━━━━━ INFORMATION SHOWN
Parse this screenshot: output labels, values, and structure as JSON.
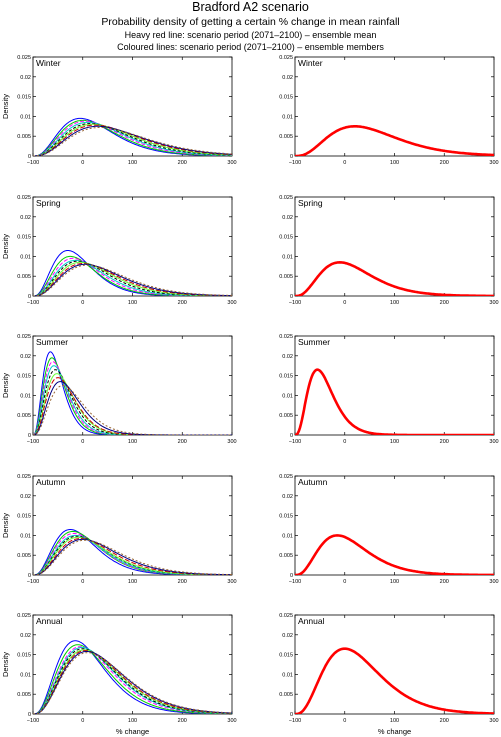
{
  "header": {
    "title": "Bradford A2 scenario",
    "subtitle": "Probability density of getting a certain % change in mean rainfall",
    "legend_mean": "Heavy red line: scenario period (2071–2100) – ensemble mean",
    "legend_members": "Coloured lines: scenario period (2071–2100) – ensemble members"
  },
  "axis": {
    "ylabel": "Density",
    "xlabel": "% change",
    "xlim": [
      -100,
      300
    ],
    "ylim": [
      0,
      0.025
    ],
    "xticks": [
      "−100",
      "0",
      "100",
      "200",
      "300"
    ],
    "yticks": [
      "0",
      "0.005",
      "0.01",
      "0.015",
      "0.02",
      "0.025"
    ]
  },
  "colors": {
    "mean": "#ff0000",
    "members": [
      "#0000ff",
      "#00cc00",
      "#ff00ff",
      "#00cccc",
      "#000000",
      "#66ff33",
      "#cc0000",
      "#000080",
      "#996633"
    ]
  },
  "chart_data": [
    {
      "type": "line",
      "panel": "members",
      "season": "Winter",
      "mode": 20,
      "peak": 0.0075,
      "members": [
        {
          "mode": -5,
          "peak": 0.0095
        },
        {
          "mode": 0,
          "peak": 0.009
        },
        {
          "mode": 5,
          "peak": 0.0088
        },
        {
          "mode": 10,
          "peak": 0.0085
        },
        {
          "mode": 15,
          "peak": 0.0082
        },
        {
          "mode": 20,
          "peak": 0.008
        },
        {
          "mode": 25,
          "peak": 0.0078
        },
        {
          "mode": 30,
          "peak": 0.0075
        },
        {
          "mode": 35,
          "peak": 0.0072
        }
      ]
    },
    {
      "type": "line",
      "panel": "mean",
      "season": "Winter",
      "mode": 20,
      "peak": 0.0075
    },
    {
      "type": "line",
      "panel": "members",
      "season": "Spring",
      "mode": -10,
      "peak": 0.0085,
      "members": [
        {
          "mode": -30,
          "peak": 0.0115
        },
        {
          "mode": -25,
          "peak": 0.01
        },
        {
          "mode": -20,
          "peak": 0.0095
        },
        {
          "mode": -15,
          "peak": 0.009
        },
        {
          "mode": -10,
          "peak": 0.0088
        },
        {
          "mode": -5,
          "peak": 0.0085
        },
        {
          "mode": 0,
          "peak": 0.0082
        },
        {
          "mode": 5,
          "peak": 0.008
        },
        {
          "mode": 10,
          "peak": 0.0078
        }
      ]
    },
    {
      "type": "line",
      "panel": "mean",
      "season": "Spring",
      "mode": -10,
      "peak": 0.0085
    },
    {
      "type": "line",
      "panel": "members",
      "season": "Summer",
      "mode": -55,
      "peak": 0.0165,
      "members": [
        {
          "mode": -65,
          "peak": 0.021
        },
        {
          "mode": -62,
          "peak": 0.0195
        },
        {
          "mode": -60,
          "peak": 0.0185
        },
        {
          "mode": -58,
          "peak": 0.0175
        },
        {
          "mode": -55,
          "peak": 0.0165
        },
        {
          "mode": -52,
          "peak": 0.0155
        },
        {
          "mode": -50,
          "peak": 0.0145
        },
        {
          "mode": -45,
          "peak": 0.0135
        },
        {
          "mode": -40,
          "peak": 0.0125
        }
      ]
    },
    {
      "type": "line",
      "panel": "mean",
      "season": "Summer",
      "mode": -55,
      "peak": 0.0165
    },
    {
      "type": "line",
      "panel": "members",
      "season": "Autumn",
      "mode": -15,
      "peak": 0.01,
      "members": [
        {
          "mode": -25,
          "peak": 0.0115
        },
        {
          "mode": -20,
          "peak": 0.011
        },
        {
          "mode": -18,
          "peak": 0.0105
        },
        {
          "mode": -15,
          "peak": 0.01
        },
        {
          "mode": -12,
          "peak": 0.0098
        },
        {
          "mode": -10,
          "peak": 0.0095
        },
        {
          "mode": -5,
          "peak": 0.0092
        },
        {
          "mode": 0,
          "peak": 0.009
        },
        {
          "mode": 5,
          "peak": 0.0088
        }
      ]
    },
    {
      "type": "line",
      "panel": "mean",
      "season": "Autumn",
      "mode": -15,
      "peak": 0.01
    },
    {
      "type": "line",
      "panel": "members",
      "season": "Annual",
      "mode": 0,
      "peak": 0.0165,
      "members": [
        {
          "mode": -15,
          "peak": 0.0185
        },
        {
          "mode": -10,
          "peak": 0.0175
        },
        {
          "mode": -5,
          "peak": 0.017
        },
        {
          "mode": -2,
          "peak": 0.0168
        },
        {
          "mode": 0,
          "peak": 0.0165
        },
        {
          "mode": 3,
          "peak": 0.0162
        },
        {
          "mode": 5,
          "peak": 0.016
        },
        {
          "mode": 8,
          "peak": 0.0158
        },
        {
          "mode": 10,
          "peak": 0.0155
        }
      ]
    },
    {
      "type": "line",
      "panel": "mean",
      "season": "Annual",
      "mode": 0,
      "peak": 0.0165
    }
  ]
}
━━━━━━━━━━
[WRITTEN REQUEST]
Only lines with the string "scenario" belong in your answer; copy each one.

[SOLUTION FOR THIS PROBLEM]
    "title": "Bradford A2 scenario",
    "legend_mean": "Heavy red line: scenario period (2071–2100) – ensemble mean",
    "legend_members": "Coloured lines: scenario period (2071–2100) – ensemble members"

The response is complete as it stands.